Reproduce all the entries exactly and keep the pictures out.

--- start ---

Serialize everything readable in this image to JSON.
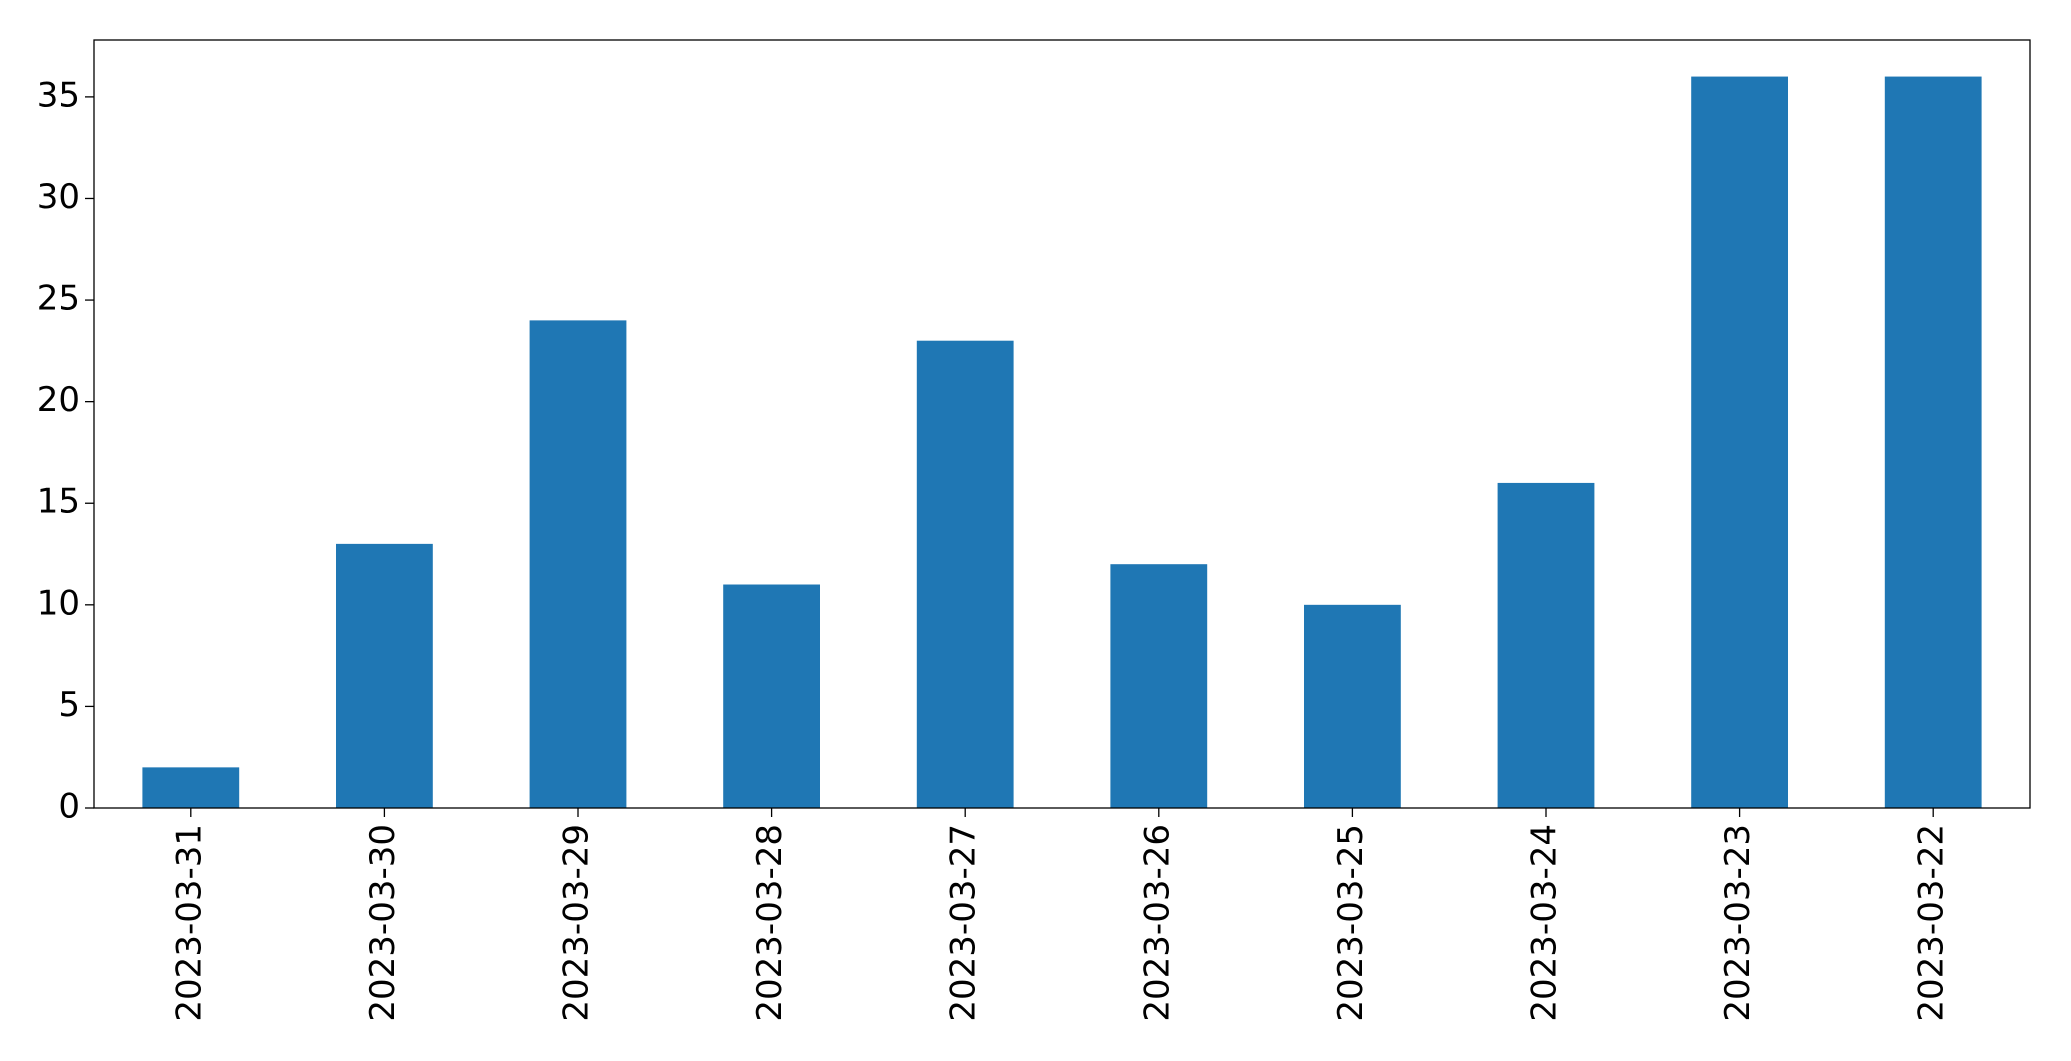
{
  "chart_data": {
    "type": "bar",
    "categories": [
      "2023-03-31",
      "2023-03-30",
      "2023-03-29",
      "2023-03-28",
      "2023-03-27",
      "2023-03-26",
      "2023-03-25",
      "2023-03-24",
      "2023-03-23",
      "2023-03-22"
    ],
    "values": [
      2,
      13,
      24,
      11,
      23,
      12,
      10,
      16,
      36,
      36
    ],
    "color": "#1f77b4",
    "ylim": [
      0,
      37.8
    ],
    "yticks": [
      0,
      5,
      10,
      15,
      20,
      25,
      30,
      35
    ],
    "grid": false
  }
}
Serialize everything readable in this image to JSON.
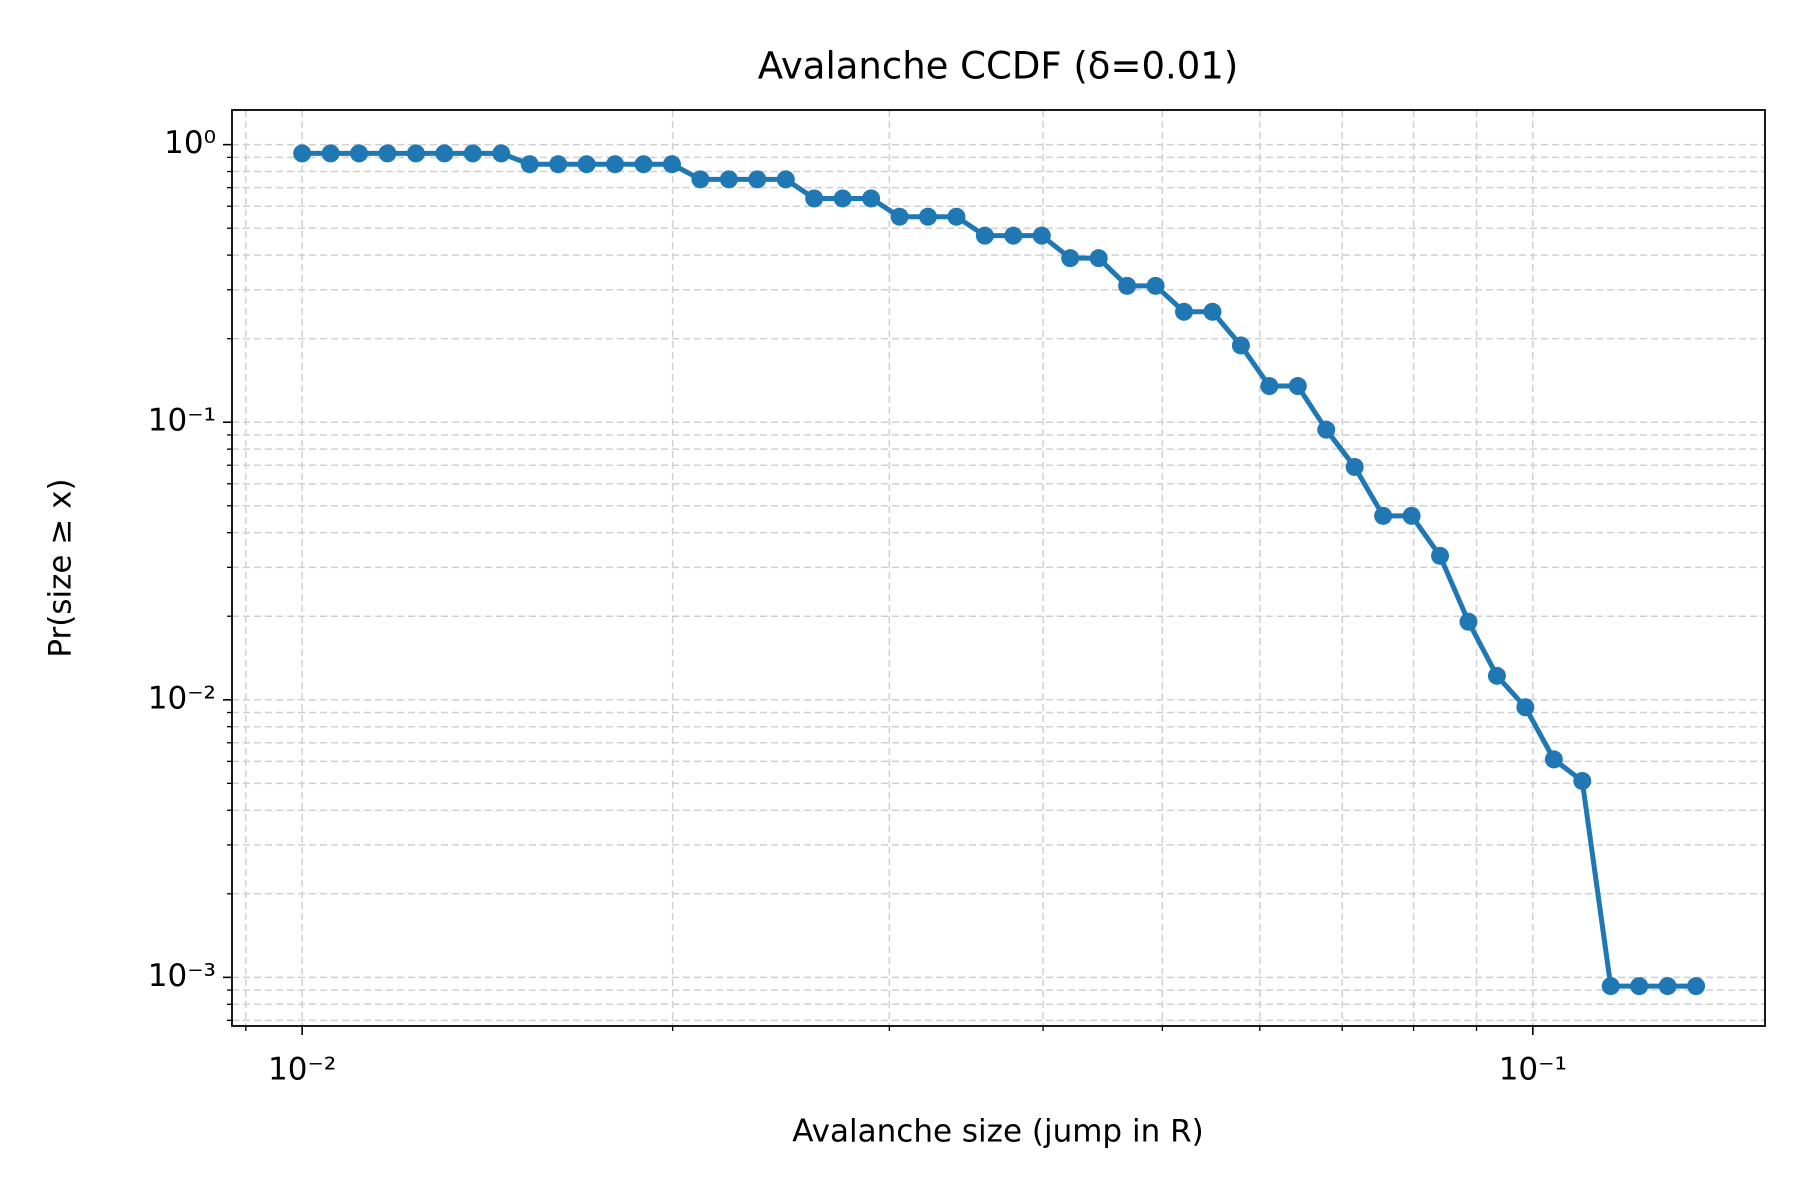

--- end ---

TASK SOLUTION:
Serialize everything readable in this image to JSON.
{
  "chart_data": {
    "type": "bar",
    "categories": [
      "2023-03-31",
      "2023-03-30",
      "2023-03-29",
      "2023-03-28",
      "2023-03-27",
      "2023-03-26",
      "2023-03-25",
      "2023-03-24",
      "2023-03-23",
      "2023-03-22"
    ],
    "values": [
      2,
      13,
      24,
      11,
      23,
      12,
      10,
      16,
      36,
      36
    ],
    "color": "#1f77b4",
    "ylim": [
      0,
      37.8
    ],
    "yticks": [
      0,
      5,
      10,
      15,
      20,
      25,
      30,
      35
    ],
    "grid": false
  }
}
Serialize everything readable in this image to JSON.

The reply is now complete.